Among the entries below, please show each line that carries the word "office".

══ Given records

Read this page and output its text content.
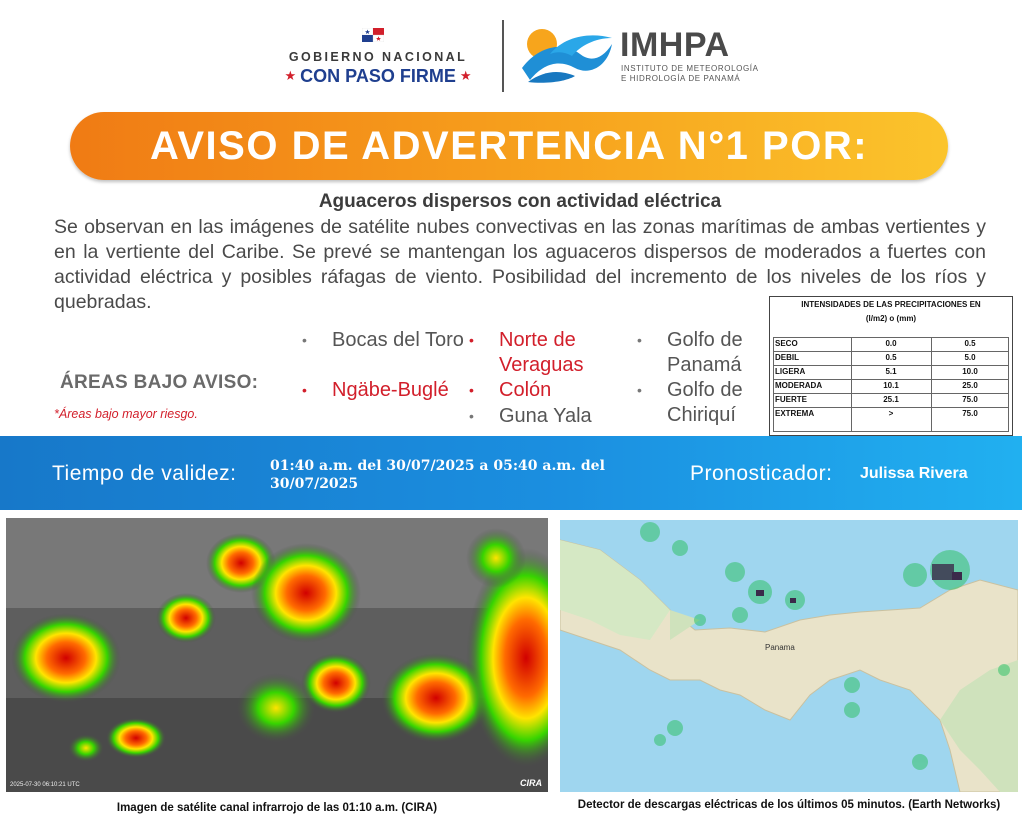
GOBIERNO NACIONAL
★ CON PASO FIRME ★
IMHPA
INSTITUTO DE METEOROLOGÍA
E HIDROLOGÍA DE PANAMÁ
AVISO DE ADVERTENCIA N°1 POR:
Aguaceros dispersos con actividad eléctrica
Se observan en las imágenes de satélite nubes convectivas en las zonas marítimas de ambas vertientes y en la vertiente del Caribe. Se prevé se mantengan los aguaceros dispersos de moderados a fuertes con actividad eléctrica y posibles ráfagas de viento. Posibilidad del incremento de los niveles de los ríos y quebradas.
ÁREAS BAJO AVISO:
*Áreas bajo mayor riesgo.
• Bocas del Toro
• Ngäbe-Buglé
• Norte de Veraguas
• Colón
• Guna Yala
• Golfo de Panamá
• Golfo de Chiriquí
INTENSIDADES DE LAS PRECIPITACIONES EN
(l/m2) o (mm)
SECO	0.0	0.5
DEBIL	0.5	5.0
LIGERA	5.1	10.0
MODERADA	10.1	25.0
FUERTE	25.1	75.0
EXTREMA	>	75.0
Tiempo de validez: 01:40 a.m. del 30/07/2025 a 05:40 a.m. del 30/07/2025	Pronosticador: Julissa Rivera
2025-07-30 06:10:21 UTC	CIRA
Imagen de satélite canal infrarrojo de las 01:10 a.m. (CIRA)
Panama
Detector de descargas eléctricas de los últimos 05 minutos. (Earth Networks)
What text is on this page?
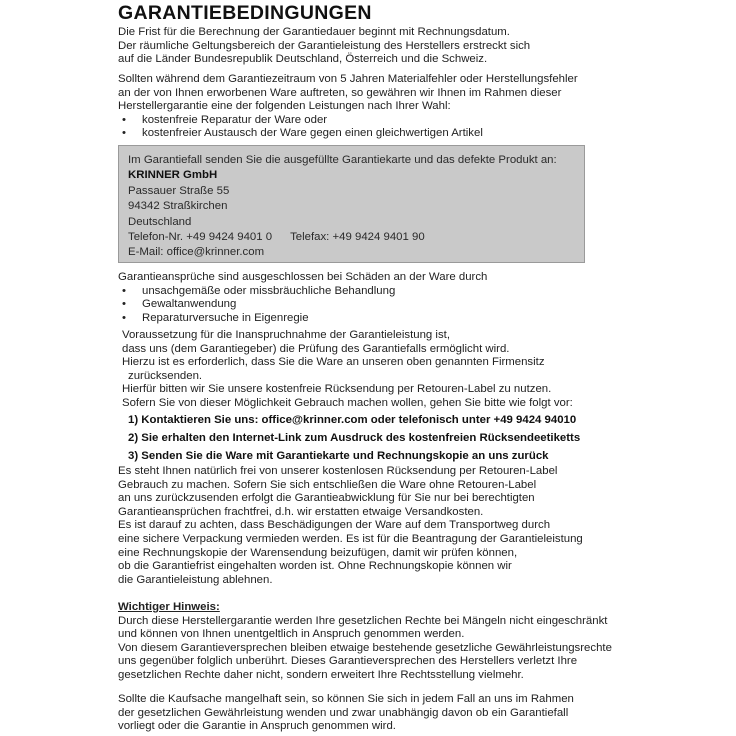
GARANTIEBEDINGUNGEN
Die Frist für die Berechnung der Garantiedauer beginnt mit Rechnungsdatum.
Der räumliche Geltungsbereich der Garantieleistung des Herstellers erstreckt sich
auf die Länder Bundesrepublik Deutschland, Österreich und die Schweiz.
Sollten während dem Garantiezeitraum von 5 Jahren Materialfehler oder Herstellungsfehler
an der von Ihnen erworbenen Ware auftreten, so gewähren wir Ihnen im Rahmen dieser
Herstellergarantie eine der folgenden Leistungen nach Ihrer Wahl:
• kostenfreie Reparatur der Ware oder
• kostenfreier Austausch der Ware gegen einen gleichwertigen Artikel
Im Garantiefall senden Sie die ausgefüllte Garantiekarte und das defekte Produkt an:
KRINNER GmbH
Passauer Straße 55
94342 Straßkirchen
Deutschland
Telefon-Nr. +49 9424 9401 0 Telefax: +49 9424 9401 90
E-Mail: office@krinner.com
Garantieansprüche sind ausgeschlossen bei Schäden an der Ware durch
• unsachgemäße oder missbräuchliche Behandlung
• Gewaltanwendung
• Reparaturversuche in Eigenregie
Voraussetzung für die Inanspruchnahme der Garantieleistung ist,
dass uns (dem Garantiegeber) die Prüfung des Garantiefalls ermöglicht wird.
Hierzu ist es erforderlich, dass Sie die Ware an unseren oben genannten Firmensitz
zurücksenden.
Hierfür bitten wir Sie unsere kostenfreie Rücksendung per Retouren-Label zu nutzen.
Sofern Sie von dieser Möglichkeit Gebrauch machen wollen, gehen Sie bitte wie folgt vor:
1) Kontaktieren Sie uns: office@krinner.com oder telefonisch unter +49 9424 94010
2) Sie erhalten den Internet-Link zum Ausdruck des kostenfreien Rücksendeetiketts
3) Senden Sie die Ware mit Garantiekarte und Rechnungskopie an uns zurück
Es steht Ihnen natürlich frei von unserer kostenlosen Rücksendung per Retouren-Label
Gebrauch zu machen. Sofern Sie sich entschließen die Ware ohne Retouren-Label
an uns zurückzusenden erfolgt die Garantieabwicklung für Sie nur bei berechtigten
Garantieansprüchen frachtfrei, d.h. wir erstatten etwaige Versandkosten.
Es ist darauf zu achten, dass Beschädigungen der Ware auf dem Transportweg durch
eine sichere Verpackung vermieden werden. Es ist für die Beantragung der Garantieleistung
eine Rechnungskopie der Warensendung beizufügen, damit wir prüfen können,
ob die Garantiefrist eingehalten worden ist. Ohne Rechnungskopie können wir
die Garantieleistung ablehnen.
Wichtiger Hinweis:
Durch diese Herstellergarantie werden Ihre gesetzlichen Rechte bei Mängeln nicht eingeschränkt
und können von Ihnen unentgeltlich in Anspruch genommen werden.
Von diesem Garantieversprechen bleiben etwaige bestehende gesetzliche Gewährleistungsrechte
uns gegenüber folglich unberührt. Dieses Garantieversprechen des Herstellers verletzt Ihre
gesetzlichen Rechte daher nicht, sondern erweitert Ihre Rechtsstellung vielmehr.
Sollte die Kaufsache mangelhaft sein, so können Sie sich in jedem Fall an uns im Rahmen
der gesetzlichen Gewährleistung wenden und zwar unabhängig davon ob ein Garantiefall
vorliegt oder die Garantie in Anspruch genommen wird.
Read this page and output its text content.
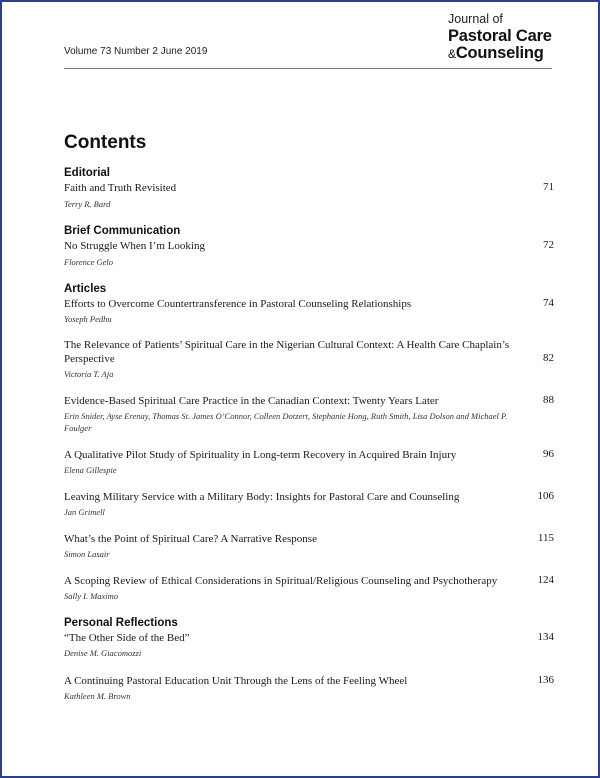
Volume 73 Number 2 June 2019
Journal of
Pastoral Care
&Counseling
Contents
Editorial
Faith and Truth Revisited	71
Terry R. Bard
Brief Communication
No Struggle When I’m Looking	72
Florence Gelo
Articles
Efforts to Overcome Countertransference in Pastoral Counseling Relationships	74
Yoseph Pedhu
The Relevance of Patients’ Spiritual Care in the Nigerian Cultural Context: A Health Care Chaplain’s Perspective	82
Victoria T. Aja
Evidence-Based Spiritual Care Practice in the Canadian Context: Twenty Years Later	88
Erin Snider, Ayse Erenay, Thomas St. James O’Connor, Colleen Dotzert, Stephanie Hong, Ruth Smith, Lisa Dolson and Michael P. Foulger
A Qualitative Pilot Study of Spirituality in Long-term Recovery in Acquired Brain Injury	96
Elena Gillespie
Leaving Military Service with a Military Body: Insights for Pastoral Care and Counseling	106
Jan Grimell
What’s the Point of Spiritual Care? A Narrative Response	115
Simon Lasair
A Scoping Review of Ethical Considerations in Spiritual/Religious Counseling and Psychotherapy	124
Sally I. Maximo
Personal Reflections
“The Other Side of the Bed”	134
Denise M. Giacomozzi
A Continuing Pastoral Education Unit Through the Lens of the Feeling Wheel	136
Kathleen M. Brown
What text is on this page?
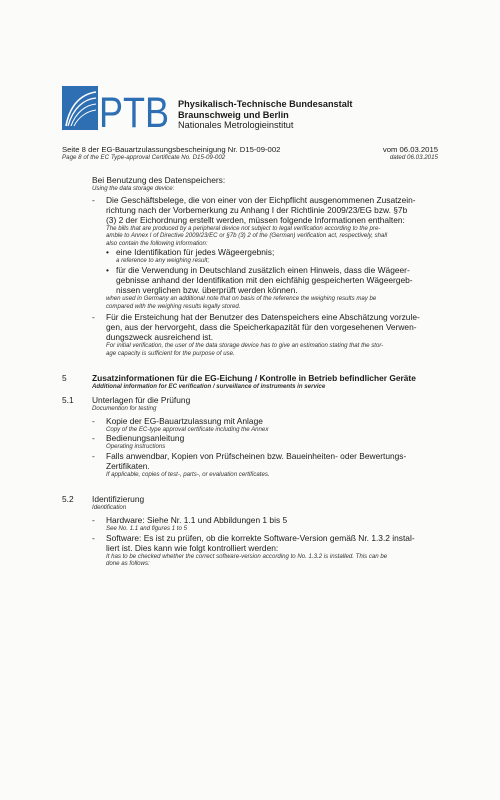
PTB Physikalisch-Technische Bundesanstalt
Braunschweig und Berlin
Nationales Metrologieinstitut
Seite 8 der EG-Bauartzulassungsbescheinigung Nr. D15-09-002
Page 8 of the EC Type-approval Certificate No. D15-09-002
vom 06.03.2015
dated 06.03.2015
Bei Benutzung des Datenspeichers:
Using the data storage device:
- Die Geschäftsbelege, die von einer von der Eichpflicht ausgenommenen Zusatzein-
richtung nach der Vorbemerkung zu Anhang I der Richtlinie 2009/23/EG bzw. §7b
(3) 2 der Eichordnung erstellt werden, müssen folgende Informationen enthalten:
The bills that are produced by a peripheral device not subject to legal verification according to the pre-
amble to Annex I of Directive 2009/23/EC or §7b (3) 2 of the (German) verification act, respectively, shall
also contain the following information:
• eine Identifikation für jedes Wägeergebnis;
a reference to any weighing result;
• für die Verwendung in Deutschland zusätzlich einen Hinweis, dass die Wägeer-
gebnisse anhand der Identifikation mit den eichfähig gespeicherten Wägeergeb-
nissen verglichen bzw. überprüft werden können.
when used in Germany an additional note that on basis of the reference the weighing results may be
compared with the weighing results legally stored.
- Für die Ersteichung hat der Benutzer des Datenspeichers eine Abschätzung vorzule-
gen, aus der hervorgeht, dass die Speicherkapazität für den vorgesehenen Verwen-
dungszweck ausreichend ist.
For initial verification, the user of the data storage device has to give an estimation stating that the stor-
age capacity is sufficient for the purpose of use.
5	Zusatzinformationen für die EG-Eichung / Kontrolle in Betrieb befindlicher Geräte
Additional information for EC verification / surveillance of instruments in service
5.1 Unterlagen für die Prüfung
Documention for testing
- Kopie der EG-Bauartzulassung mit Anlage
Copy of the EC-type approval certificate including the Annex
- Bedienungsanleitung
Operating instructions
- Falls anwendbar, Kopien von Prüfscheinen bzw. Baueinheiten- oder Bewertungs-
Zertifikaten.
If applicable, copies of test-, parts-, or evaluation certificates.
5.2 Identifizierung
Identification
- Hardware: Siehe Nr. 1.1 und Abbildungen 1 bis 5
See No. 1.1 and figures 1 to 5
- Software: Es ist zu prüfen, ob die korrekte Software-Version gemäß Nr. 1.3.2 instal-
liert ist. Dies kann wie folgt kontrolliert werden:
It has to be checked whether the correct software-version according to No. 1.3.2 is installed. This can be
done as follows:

════

### Your solution
E-Mail: office@krinner.com
1) Kontaktieren Sie uns: office@krinner.com oder telefonisch unter +49 9424 94010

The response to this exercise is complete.